— Your goal —
Go through the material below and copy each line where the word "Mantenimiento" appears.

— Source records —

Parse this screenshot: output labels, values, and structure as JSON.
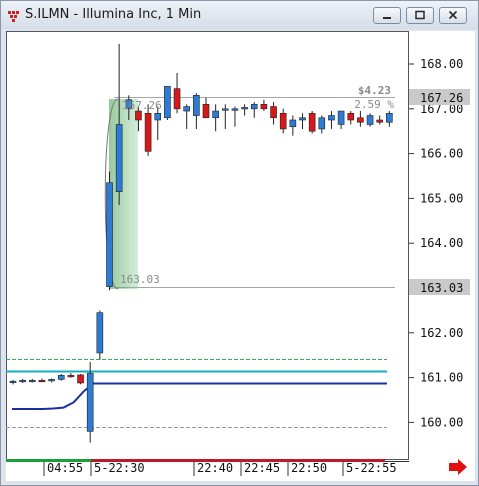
{
  "window": {
    "title": "S.ILMN - Illumina Inc, 1 Min"
  },
  "price_axis": {
    "ticks": [
      "168.00",
      "167.00",
      "166.00",
      "165.00",
      "164.00",
      "163.00",
      "162.00",
      "161.00",
      "160.00"
    ],
    "ylim": [
      159.55,
      168.65
    ],
    "last_price_label": "167.26",
    "low_marker_label": "163.03"
  },
  "time_axis": {
    "ticks": [
      "04:55",
      "5-22:30",
      "22:40",
      "22:45",
      "22:50",
      "5-22:55"
    ]
  },
  "measure_annotation": {
    "change_label": "$4.23",
    "percent_label": "2.59 %",
    "high_value_label": "167.26",
    "low_value_label": "163.03"
  },
  "colors": {
    "up": "#2e7bd6",
    "down": "#d81818",
    "accent_cyan": "#10b0c0",
    "line_navy": "#1c2fa0",
    "dash_green": "#30b050",
    "arrow_red": "#e01010"
  },
  "icons": {
    "app": "app-icon",
    "scroll": "red-arrow-right-icon"
  },
  "chart_data": {
    "type": "candlestick",
    "title": "S.ILMN - Illumina Inc, 1 Min",
    "candles": [
      {
        "o": 160.9,
        "h": 160.95,
        "l": 160.85,
        "c": 160.92
      },
      {
        "o": 160.92,
        "h": 160.97,
        "l": 160.88,
        "c": 160.94
      },
      {
        "o": 160.93,
        "h": 160.97,
        "l": 160.89,
        "c": 160.94
      },
      {
        "o": 160.94,
        "h": 160.98,
        "l": 160.9,
        "c": 160.93
      },
      {
        "o": 160.93,
        "h": 160.98,
        "l": 160.89,
        "c": 160.96
      },
      {
        "o": 160.96,
        "h": 161.08,
        "l": 160.93,
        "c": 161.05
      },
      {
        "o": 161.05,
        "h": 161.1,
        "l": 161.0,
        "c": 161.02
      },
      {
        "o": 161.06,
        "h": 161.08,
        "l": 160.85,
        "c": 160.88
      },
      {
        "o": 159.8,
        "h": 161.35,
        "l": 159.55,
        "c": 161.1
      },
      {
        "o": 161.55,
        "h": 162.5,
        "l": 161.4,
        "c": 162.45
      },
      {
        "o": 163.03,
        "h": 165.6,
        "l": 162.95,
        "c": 165.35
      },
      {
        "o": 165.15,
        "h": 168.45,
        "l": 164.85,
        "c": 166.65
      },
      {
        "o": 167.0,
        "h": 167.3,
        "l": 166.75,
        "c": 167.2
      },
      {
        "o": 166.95,
        "h": 167.05,
        "l": 166.5,
        "c": 166.75
      },
      {
        "o": 166.9,
        "h": 167.1,
        "l": 165.95,
        "c": 166.05
      },
      {
        "o": 166.75,
        "h": 167.05,
        "l": 166.3,
        "c": 166.9
      },
      {
        "o": 166.8,
        "h": 167.5,
        "l": 166.75,
        "c": 167.5
      },
      {
        "o": 167.45,
        "h": 167.8,
        "l": 166.9,
        "c": 167.0
      },
      {
        "o": 166.95,
        "h": 167.1,
        "l": 166.55,
        "c": 167.05
      },
      {
        "o": 166.85,
        "h": 167.35,
        "l": 166.55,
        "c": 167.3
      },
      {
        "o": 167.1,
        "h": 167.25,
        "l": 166.8,
        "c": 166.8
      },
      {
        "o": 166.8,
        "h": 167.1,
        "l": 166.5,
        "c": 166.95
      },
      {
        "o": 167.0,
        "h": 167.1,
        "l": 166.55,
        "c": 167.0
      },
      {
        "o": 167.0,
        "h": 167.05,
        "l": 166.6,
        "c": 167.0
      },
      {
        "o": 167.0,
        "h": 167.1,
        "l": 166.85,
        "c": 167.03
      },
      {
        "o": 167.0,
        "h": 167.15,
        "l": 166.8,
        "c": 167.1
      },
      {
        "o": 167.1,
        "h": 167.2,
        "l": 166.95,
        "c": 167.0
      },
      {
        "o": 167.05,
        "h": 167.15,
        "l": 166.65,
        "c": 166.8
      },
      {
        "o": 166.9,
        "h": 167.0,
        "l": 166.45,
        "c": 166.55
      },
      {
        "o": 166.6,
        "h": 166.85,
        "l": 166.4,
        "c": 166.75
      },
      {
        "o": 166.75,
        "h": 166.9,
        "l": 166.55,
        "c": 166.8
      },
      {
        "o": 166.9,
        "h": 166.95,
        "l": 166.45,
        "c": 166.5
      },
      {
        "o": 166.55,
        "h": 166.85,
        "l": 166.45,
        "c": 166.8
      },
      {
        "o": 166.75,
        "h": 166.95,
        "l": 166.55,
        "c": 166.85
      },
      {
        "o": 166.65,
        "h": 166.95,
        "l": 166.55,
        "c": 166.95
      },
      {
        "o": 166.9,
        "h": 166.95,
        "l": 166.65,
        "c": 166.75
      },
      {
        "o": 166.8,
        "h": 166.95,
        "l": 166.6,
        "c": 166.7
      },
      {
        "o": 166.65,
        "h": 166.9,
        "l": 166.6,
        "c": 166.85
      },
      {
        "o": 166.75,
        "h": 166.85,
        "l": 166.65,
        "c": 166.7
      },
      {
        "o": 166.7,
        "h": 166.95,
        "l": 166.6,
        "c": 166.9
      }
    ],
    "levels": [
      {
        "value": 161.42,
        "color": "#30b050",
        "style": "dashed"
      },
      {
        "value": 161.15,
        "color": "#10b0c0",
        "style": "solid"
      },
      {
        "value": 160.88,
        "color": "#1c2fa0",
        "style": "solid"
      },
      {
        "value": 159.9,
        "color": "#999999",
        "style": "dashed"
      },
      {
        "value": 167.26,
        "color": "#888888",
        "style": "thin"
      },
      {
        "value": 163.03,
        "color": "#888888",
        "style": "thin"
      }
    ],
    "vwap_curve": [
      160.3,
      160.3,
      160.3,
      160.3,
      160.31,
      160.33,
      160.45,
      160.7,
      160.88
    ],
    "ylim": [
      159.55,
      168.65
    ],
    "grid": false,
    "xlabel": "",
    "ylabel": ""
  }
}
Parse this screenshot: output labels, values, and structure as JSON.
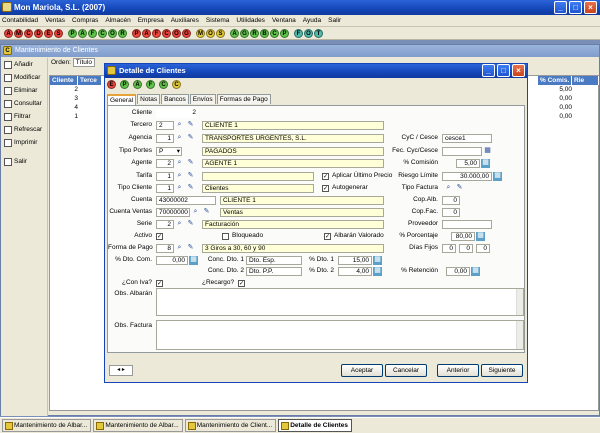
{
  "app": {
    "title": "Mon Mariola, S.L. (2007)"
  },
  "menu": [
    "Contabilidad",
    "Ventas",
    "Compras",
    "Almacén",
    "Empresa",
    "Auxiliares",
    "Sistema",
    "Utilidades",
    "Ventana",
    "Ayuda",
    "Salir"
  ],
  "toolbar_groups": [
    {
      "letters": [
        "A",
        "M",
        "C",
        "D",
        "E",
        "S"
      ],
      "color": "r"
    },
    {
      "letters": [
        "P",
        "A",
        "F",
        "C",
        "O",
        "R"
      ],
      "color": "g"
    },
    {
      "letters": [
        "P",
        "A",
        "F",
        "C",
        "O",
        "G"
      ],
      "color": "b"
    },
    {
      "letters": [
        "M",
        "O",
        "S"
      ],
      "color": "y"
    },
    {
      "letters": [
        "A",
        "G",
        "R",
        "B",
        "C",
        "P"
      ],
      "color": "g"
    },
    {
      "letters": [
        "F",
        "O",
        "T"
      ],
      "color": "t"
    }
  ],
  "child": {
    "title": "Mantenimiento de Clientes",
    "order_label": "Orden:",
    "order_value": "Título",
    "side": [
      "Añadir",
      "Modificar",
      "Eliminar",
      "Consultar",
      "Filtrar",
      "Refrescar",
      "Imprimir",
      "Salir"
    ],
    "col_cliente": "Cliente",
    "col_terc": "Terce",
    "col_comis": "% Comis.",
    "col_rie": "Rie",
    "rows": [
      {
        "c": "2",
        "comis": "5,00"
      },
      {
        "c": "3",
        "comis": "0,00"
      },
      {
        "c": "4",
        "comis": "0,00"
      },
      {
        "c": "1",
        "comis": "0,00"
      }
    ]
  },
  "dialog": {
    "title": "Detalle de Clientes",
    "tb": [
      "E",
      "P",
      "A",
      "F",
      "C",
      "C"
    ],
    "tabs": [
      "General",
      "Notas",
      "Bancos",
      "Envíos",
      "Formas de Pago"
    ],
    "labels": {
      "cliente": "Cliente",
      "tercero": "Tercero",
      "agencia": "Agencia",
      "tipo_portes": "Tipo Portes",
      "agente": "Agente",
      "tarifa": "Tarifa",
      "tipo_cliente": "Tipo Cliente",
      "cuenta": "Cuenta",
      "cuenta_ventas": "Cuenta Ventas",
      "serie": "Serie",
      "activo": "Activo",
      "forma_pago": "Forma de Pago",
      "dto_com": "% Dto. Com.",
      "con_iva": "¿Con Iva?",
      "obs_albaran": "Obs. Albarán",
      "obs_factura": "Obs. Factura",
      "cyc": "CyC / Cesce",
      "fec_cyc": "Fec. Cyc/Cesce",
      "comision": "% Comisión",
      "riesgo": "Riesgo Límite",
      "tipo_factura": "Tipo Factura",
      "cop_alb": "Cop.Alb.",
      "cop_fac": "Cop.Fac.",
      "proveedor": "Proveedor",
      "porcentaje": "% Porcentaje",
      "dias_fijos": "Días Fijos",
      "retencion": "% Retención",
      "aplicar_ultimo": "Aplicar Último Precio",
      "autogenerar": "Autogenerar",
      "bloqueado": "Bloqueado",
      "albaran_valorado": "Albarán Valorado",
      "conc1": "Conc. Dto. 1",
      "conc2": "Conc. Dto. 2",
      "dto1": "% Dto. 1",
      "dto2": "% Dto. 2",
      "recargo": "¿Recargo?"
    },
    "values": {
      "cliente": "2",
      "tercero_code": "2",
      "tercero_name": "CLIENTE 1",
      "agencia_code": "1",
      "agencia_name": "TRANSPORTES URGENTES, S.L.",
      "tipo_portes_code": "P",
      "tipo_portes_name": "PAGADOS",
      "agente_code": "2",
      "agente_name": "AGENTE 1",
      "tarifa_code": "1",
      "tipo_cliente_code": "1",
      "tipo_cliente_name": "Clientes",
      "cuenta": "43000002",
      "cuenta_name": "CLIENTE 1",
      "cuenta_ventas": "70000000",
      "cuenta_ventas_name": "Ventas",
      "serie_code": "2",
      "serie_name": "Facturación",
      "forma_pago_code": "8",
      "forma_pago_name": "3 Giros a 30, 60 y 90",
      "dto_com": "0,00",
      "conc1": "Dto. Esp.",
      "conc2": "Dto. P.P.",
      "dto1": "15,00",
      "dto2": "4,00",
      "cyc": "cesce1",
      "comision": "5,00",
      "riesgo": "30.000,00",
      "cop_alb": "0",
      "cop_fac": "0",
      "porcentaje": "80,00",
      "dias1": "0",
      "dias2": "0",
      "dias3": "0",
      "retencion": "0,00"
    },
    "buttons": [
      "Aceptar",
      "Cancelar",
      "Anterior",
      "Siguiente"
    ]
  },
  "taskbar": [
    "Mantenimiento de Albar...",
    "Mantenimiento de Albar...",
    "Mantenimiento de Client...",
    "Detalle de Clientes"
  ]
}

— Output below —
    "title": "Mantenimiento de Clientes",
    "Mantenimiento de Albar...",
    "Mantenimiento de Albar...",
    "Mantenimiento de Client...",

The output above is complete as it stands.